Find the line that contains "OCR this image." in the entries below. Output it and each later line exactly, and nothing else.

○ ○ ○ ○

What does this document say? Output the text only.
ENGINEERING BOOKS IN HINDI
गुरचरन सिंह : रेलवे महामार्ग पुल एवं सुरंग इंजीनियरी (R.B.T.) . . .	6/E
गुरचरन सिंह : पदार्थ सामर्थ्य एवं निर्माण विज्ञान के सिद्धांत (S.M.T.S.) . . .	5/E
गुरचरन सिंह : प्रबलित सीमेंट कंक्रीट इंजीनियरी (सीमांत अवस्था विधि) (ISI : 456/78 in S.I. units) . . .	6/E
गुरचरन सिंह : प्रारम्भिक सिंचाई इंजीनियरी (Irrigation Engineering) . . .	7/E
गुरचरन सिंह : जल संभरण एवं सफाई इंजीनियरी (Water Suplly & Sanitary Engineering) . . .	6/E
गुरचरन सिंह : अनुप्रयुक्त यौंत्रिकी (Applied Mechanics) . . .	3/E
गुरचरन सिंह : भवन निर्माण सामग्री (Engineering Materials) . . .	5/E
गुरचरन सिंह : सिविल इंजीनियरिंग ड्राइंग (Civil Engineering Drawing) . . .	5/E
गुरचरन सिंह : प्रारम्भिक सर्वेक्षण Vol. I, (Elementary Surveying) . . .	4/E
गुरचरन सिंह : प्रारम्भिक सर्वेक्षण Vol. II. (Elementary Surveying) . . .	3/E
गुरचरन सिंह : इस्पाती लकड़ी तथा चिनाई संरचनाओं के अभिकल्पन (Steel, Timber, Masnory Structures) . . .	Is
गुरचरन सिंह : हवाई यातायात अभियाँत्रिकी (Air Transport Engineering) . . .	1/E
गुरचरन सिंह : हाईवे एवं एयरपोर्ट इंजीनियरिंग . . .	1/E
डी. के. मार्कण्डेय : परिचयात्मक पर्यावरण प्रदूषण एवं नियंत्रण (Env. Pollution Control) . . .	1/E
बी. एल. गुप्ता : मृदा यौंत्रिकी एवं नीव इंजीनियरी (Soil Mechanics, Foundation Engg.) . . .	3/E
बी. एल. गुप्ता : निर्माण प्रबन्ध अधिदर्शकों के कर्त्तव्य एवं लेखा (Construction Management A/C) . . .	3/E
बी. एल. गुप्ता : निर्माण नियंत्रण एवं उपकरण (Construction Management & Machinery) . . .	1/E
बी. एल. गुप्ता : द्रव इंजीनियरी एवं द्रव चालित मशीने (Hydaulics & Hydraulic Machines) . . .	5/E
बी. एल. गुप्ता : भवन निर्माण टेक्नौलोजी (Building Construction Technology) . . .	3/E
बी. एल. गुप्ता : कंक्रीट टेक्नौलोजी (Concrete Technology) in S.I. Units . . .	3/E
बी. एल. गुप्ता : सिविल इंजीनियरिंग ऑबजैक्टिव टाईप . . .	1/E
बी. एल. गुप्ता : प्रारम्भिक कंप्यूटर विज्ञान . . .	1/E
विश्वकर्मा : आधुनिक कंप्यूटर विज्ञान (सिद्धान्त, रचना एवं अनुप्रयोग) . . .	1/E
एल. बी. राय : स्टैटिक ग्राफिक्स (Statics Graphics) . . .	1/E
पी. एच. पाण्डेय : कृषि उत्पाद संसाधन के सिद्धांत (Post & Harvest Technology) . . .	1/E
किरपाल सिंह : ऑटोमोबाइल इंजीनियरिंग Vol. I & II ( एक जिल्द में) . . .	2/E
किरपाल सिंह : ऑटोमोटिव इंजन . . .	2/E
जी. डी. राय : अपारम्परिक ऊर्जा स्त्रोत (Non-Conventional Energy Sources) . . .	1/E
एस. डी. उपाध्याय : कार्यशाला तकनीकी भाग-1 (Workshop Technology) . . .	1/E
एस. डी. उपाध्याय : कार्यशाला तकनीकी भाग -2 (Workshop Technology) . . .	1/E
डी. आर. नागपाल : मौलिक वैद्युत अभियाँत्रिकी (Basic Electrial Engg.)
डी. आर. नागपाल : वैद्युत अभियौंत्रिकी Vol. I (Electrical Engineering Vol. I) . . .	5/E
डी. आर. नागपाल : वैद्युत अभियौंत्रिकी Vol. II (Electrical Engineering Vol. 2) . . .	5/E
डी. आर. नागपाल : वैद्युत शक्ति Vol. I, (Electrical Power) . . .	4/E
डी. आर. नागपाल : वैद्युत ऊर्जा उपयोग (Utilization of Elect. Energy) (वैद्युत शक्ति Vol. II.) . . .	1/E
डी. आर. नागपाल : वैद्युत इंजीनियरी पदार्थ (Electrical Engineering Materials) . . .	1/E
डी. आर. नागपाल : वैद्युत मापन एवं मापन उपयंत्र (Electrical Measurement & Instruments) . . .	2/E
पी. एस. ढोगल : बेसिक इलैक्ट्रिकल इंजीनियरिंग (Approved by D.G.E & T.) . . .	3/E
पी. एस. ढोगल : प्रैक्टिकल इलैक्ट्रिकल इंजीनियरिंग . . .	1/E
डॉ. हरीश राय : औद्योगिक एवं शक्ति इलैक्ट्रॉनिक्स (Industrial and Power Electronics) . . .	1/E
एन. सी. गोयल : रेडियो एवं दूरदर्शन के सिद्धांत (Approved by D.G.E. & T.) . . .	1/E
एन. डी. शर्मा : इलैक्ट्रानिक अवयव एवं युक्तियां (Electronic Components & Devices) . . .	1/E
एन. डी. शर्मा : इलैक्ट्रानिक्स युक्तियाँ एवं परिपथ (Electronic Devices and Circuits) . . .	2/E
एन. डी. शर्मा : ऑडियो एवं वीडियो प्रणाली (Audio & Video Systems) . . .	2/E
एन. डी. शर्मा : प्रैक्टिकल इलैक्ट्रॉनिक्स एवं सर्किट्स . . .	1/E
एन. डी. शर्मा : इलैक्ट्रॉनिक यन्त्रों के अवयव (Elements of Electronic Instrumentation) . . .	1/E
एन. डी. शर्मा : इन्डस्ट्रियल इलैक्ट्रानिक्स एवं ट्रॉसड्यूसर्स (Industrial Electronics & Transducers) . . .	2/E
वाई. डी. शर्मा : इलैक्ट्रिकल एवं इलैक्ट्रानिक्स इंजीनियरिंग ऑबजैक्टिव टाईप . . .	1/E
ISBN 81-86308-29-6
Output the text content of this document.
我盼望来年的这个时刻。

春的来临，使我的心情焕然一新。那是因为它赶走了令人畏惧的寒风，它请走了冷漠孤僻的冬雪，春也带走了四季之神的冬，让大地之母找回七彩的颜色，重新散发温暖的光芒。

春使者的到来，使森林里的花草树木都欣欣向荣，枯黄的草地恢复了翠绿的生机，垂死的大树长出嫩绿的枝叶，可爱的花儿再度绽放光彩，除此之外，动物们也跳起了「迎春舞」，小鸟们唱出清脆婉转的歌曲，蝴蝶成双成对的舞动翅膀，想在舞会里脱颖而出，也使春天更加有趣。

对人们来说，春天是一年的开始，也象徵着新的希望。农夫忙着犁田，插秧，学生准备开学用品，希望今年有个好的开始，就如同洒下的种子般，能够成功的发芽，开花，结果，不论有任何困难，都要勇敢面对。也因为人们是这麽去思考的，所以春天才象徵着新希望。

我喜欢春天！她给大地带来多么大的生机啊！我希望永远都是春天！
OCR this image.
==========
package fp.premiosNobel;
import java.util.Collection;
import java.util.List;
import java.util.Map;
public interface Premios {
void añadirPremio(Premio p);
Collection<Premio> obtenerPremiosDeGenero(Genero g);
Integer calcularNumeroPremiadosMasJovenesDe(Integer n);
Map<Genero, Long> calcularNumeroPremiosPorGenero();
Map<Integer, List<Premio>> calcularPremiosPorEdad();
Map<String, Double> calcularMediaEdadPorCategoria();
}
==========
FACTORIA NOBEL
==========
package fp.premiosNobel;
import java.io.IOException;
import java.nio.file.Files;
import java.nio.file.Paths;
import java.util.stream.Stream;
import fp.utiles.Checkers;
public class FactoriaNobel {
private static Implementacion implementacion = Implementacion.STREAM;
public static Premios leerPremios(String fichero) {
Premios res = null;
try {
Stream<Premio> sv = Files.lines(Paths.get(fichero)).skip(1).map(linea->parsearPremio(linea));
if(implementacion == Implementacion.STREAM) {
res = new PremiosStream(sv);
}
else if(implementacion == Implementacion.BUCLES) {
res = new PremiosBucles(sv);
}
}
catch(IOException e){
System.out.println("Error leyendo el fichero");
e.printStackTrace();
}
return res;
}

○ ○ ○ ○

● Answer to the problem:
OCR this image.
==========
package fp.premiosNobel;
import java.util.Collection;
import java.util.List;
import java.util.Map;
public interface Premios {
void añadirPremio(Premio p);
Collection<Premio> obtenerPremiosDeGenero(Genero g);
Integer calcularNumeroPremiadosMasJovenesDe(Integer n);
Map<Genero, Long> calcularNumeroPremiosPorGenero();
Map<Integer, List<Premio>> calcularPremiosPorEdad();
Map<String, Double> calcularMediaEdadPorCategoria();
}
==========
FACTORIA NOBEL
==========
package fp.premiosNobel;
import java.io.IOException;
import java.nio.file.Files;
import java.nio.file.Paths;
import java.util.stream.Stream;
import fp.utiles.Checkers;
public class FactoriaNobel {
private static Implementacion implementacion = Implementacion.STREAM;
public static Premios leerPremios(String fichero) {
Premios res = null;
try {
Stream<Premio> sv = Files.lines(Paths.get(fichero)).skip(1).map(linea->parsearPremio(linea));
if(implementacion == Implementacion.STREAM) {
res = new PremiosStream(sv);
}
else if(implementacion == Implementacion.BUCLES) {
res = new PremiosBucles(sv);
}
}
catch(IOException e){
System.out.println("Error leyendo el fichero");
e.printStackTrace();
}
return res;
}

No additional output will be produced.